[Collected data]

============

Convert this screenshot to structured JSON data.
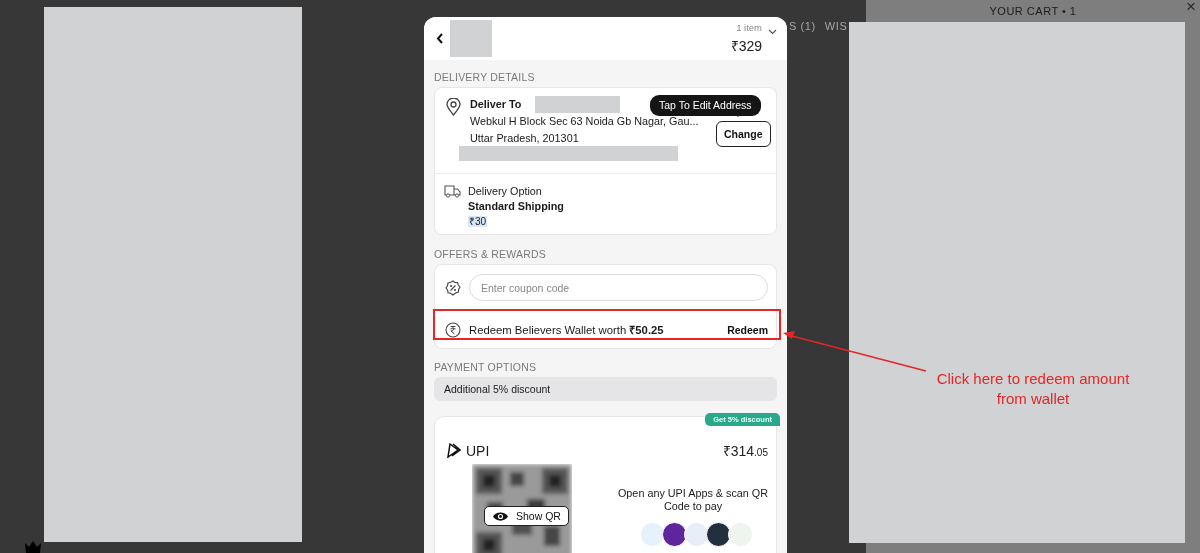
{
  "page": {
    "nav_texts": [
      "S (1)",
      "WIS"
    ]
  },
  "cart_panel": {
    "title": "YOUR CART • 1",
    "close": "×"
  },
  "checkout": {
    "header": {
      "item_count": "1 item",
      "total": "₹329"
    },
    "delivery": {
      "section_title": "DELIVERY DETAILS",
      "deliver_to": "Deliver To",
      "address_line_1": "Webkul H Block Sec 63 Noida Gb Nagar, Gau...",
      "address_line_2": "Uttar Pradesh, 201301",
      "tooltip": "Tap To Edit Address",
      "change_button": "Change",
      "option_label": "Delivery Option",
      "option_name": "Standard Shipping",
      "option_price": "₹30"
    },
    "offers": {
      "section_title": "OFFERS & REWARDS",
      "coupon_placeholder": "Enter coupon code",
      "wallet_text": "Redeem Believers Wallet worth **₹50.25**",
      "redeem_button": "Redeem"
    },
    "payment": {
      "section_title": "PAYMENT OPTIONS",
      "discount_banner": "Additional 5% discount",
      "upi": {
        "badge": "Get 5% discount",
        "name": "UPI",
        "amount_main": "₹314",
        "amount_fraction": ".05",
        "scan_text": "Open any UPI Apps & scan QR Code to pay",
        "show_qr_button": "Show QR",
        "apps": [
          {
            "color": "#e6f2fb"
          },
          {
            "color": "#5f259f"
          },
          {
            "color": "#e8eef8"
          },
          {
            "color": "#232f3e"
          },
          {
            "color": "#eef5ee"
          }
        ]
      }
    }
  },
  "annotation": {
    "text": "Click here to redeem amount from wallet"
  }
}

============

Exercise description: Restate the data above word for word. Do not include the images.

Correct answer:
Convert this screenshot to structured JSON data.
{
  "page": {
    "nav_texts": [
      "S (1)",
      "WIS"
    ]
  },
  "cart_panel": {
    "title": "YOUR CART • 1",
    "close": "×"
  },
  "checkout": {
    "header": {
      "item_count": "1 item",
      "total": "₹329"
    },
    "delivery": {
      "section_title": "DELIVERY DETAILS",
      "deliver_to": "Deliver To",
      "address_line_1": "Webkul H Block Sec 63 Noida Gb Nagar, Gau...",
      "address_line_2": "Uttar Pradesh, 201301",
      "tooltip": "Tap To Edit Address",
      "change_button": "Change",
      "option_label": "Delivery Option",
      "option_name": "Standard Shipping",
      "option_price": "₹30"
    },
    "offers": {
      "section_title": "OFFERS & REWARDS",
      "coupon_placeholder": "Enter coupon code",
      "wallet_text": "Redeem Believers Wallet worth **₹50.25**",
      "redeem_button": "Redeem"
    },
    "payment": {
      "section_title": "PAYMENT OPTIONS",
      "discount_banner": "Additional 5% discount",
      "upi": {
        "badge": "Get 5% discount",
        "name": "UPI",
        "amount_main": "₹314",
        "amount_fraction": ".05",
        "scan_text": "Open any UPI Apps & scan QR Code to pay",
        "show_qr_button": "Show QR",
        "apps": [
          {
            "color": "#e6f2fb"
          },
          {
            "color": "#5f259f"
          },
          {
            "color": "#e8eef8"
          },
          {
            "color": "#232f3e"
          },
          {
            "color": "#eef5ee"
          }
        ]
      }
    }
  },
  "annotation": {
    "text": "Click here to redeem amount from wallet"
  }
}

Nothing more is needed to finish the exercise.